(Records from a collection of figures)
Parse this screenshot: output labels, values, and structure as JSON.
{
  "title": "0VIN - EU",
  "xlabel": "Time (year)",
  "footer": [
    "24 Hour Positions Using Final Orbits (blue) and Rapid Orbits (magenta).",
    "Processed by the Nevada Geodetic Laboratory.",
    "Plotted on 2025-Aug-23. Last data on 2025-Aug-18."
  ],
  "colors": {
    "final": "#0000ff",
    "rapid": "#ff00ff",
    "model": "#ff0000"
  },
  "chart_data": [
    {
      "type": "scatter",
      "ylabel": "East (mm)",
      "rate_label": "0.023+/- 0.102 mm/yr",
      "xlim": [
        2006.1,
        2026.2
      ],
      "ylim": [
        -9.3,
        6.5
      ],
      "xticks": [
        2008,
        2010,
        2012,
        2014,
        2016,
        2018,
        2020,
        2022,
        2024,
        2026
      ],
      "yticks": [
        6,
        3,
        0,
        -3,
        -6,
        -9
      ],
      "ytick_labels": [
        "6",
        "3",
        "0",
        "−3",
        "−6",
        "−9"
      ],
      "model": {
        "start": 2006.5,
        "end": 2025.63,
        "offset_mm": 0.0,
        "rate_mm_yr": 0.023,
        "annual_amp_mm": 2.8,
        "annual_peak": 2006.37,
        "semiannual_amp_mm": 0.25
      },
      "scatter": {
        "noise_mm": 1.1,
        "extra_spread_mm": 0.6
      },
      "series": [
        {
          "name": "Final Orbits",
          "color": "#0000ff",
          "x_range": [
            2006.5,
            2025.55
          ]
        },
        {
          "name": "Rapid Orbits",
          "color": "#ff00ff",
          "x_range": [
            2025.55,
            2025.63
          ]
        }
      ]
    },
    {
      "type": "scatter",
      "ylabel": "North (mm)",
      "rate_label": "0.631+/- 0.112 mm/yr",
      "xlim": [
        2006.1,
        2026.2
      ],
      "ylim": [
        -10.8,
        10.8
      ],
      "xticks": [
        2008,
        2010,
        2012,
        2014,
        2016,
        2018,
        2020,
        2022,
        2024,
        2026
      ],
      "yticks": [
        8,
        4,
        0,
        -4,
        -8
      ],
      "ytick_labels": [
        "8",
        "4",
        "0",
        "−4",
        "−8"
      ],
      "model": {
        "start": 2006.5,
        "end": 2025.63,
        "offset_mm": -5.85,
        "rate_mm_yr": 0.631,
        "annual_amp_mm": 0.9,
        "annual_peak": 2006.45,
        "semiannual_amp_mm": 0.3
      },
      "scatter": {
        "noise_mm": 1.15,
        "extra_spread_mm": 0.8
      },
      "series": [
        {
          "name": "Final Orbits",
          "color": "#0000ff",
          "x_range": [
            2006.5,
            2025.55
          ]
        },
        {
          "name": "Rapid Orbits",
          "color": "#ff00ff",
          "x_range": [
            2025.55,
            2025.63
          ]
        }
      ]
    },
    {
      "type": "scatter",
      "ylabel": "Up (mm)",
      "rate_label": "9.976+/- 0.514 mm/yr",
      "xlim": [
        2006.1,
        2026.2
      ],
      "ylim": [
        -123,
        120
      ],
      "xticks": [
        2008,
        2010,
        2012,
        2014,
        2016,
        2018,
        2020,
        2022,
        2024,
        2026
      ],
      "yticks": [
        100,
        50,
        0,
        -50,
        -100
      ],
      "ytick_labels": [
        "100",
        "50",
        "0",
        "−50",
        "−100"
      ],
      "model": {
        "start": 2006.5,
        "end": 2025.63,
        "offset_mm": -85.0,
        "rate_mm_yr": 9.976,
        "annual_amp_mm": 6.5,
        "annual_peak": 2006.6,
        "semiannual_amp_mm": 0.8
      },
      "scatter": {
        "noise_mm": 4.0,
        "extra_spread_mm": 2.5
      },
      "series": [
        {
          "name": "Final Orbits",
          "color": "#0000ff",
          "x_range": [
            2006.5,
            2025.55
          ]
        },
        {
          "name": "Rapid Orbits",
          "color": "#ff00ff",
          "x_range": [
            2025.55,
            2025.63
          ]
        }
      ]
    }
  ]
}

— DIRECTIONS —
All lines holding the word "ylabel" should be picked out and copied.

— THE OUTPUT —
      "ylabel": "East (mm)",
      "ylabel": "North (mm)",
      "ylabel": "Up (mm)",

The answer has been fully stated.